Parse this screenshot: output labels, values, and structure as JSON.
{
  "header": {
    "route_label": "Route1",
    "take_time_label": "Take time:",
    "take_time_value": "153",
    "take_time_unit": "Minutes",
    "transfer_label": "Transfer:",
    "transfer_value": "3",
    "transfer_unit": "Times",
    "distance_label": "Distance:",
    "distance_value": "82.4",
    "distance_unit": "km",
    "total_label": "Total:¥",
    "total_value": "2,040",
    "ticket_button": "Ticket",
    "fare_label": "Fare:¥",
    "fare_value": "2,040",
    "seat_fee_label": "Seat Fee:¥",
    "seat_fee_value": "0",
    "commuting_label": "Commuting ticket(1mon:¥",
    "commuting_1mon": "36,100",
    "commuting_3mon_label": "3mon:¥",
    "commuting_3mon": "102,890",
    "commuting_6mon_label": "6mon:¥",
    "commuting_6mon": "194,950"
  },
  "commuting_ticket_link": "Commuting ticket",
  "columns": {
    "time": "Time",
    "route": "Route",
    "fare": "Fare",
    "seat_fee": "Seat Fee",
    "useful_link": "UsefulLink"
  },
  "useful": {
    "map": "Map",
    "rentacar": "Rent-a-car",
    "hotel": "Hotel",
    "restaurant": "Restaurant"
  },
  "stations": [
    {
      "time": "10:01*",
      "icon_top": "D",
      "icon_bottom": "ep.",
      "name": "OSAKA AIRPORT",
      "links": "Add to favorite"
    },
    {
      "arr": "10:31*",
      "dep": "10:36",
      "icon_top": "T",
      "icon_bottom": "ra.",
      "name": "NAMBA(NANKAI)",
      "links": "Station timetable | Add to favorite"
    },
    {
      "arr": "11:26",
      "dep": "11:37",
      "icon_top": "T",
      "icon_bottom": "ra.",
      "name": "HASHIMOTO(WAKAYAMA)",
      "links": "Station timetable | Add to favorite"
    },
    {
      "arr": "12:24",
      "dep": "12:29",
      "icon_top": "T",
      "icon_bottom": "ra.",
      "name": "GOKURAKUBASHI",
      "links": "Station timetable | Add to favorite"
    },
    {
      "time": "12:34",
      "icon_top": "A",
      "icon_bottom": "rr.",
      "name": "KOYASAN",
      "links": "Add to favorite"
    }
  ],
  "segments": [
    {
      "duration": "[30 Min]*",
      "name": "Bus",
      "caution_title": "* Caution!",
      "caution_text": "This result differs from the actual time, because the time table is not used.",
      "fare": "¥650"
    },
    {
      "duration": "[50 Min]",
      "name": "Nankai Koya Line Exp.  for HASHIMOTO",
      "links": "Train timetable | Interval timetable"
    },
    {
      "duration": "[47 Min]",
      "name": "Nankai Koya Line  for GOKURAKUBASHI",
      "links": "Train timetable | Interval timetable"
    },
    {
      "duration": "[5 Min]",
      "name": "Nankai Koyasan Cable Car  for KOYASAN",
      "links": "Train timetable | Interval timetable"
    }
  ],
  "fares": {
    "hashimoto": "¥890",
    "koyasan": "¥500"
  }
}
◆ ◆ ◆ ◆ ◆ ◆ ◆
List all lines above in which the string "name" appears.

      "name": "OSAKA AIRPORT",
      "name": "NAMBA(NANKAI)",
      "name": "HASHIMOTO(WAKAYAMA)",
      "name": "GOKURAKUBASHI",
      "name": "KOYASAN",
      "name": "Bus",
      "name": "Nankai Koya Line Exp.  for HASHIMOTO",
      "name": "Nankai Koya Line  for GOKURAKUBASHI",
      "name": "Nankai Koyasan Cable Car  for KOYASAN",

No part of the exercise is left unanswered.